Task directions: Without the pictures, return each record as it appears.

Given entries:
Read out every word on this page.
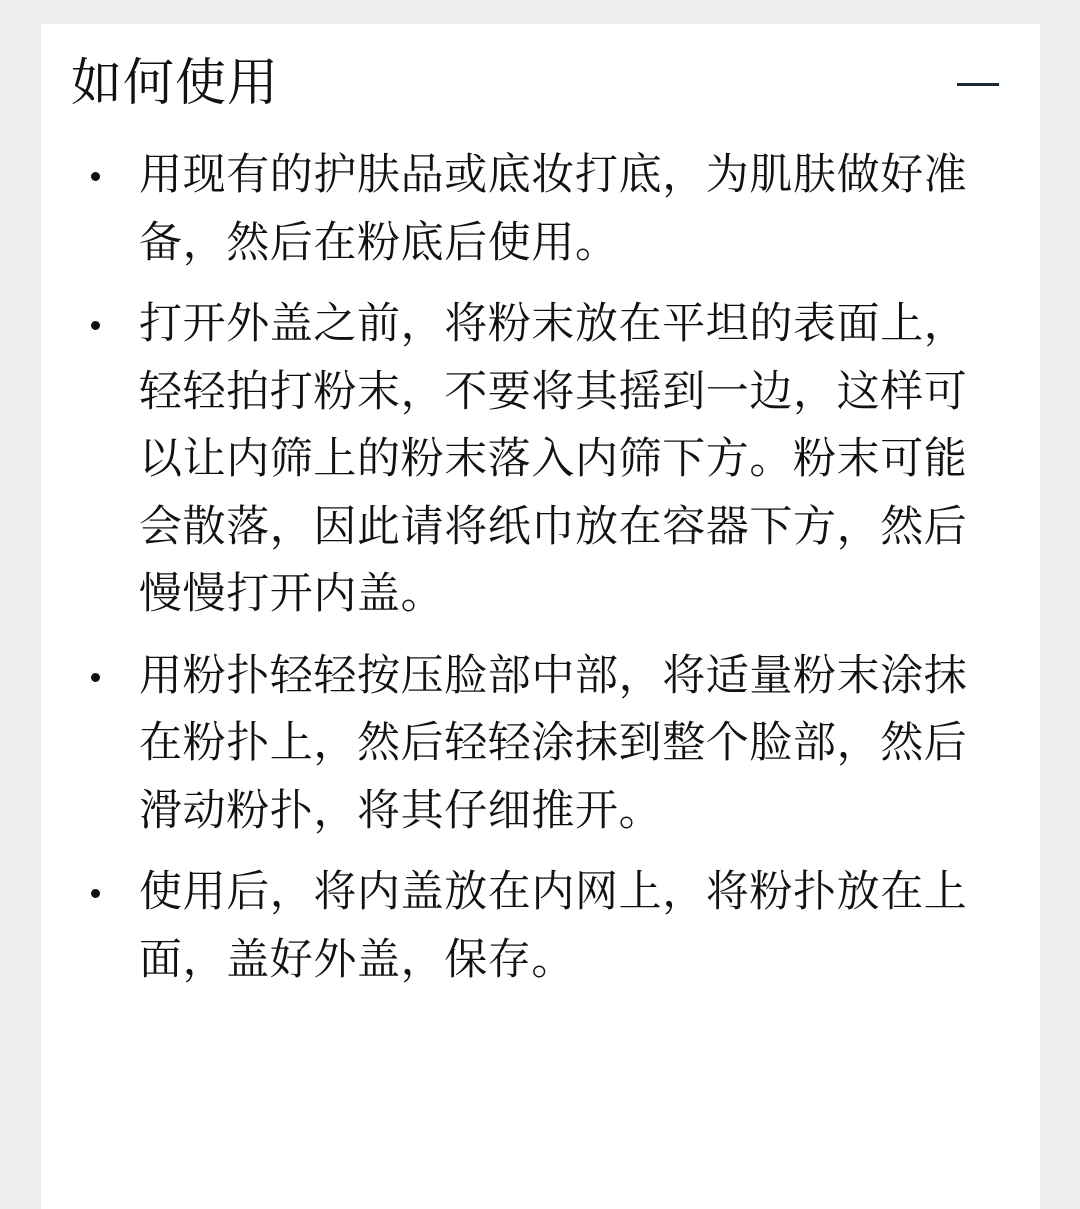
如何使用
用现有的护肤品或底妆打底，为肌肤做好准备，然后在粉底后使用。
打开外盖之前，将粉末放在平坦的表面上，轻轻拍打粉末，不要将其摇到一边，这样可以让内筛上的粉末落入内筛下方。粉末可能会散落，因此请将纸巾放在容器下方，然后慢慢打开内盖。
用粉扑轻轻按压脸部中部，将适量粉末涂抹在粉扑上，然后轻轻涂抹到整个脸部，然后滑动粉扑，将其仔细推开。
使用后，将内盖放在内网上，将粉扑放在上面，盖好外盖，保存。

Response below:
Read out every word on this page.
如何使用
用现有的护肤品或底妆打底，为肌肤做好准备，然后在粉底后使用。
打开外盖之前，将粉末放在平坦的表面上，轻轻拍打粉末，不要将其摇到一边，这样可以让内筛上的粉末落入内筛下方。粉末可能会散落，因此请将纸巾放在容器下方，然后慢慢打开内盖。
用粉扑轻轻按压脸部中部，将适量粉末涂抹在粉扑上，然后轻轻涂抹到整个脸部，然后滑动粉扑，将其仔细推开。
使用后，将内盖放在内网上，将粉扑放在上面，盖好外盖，保存。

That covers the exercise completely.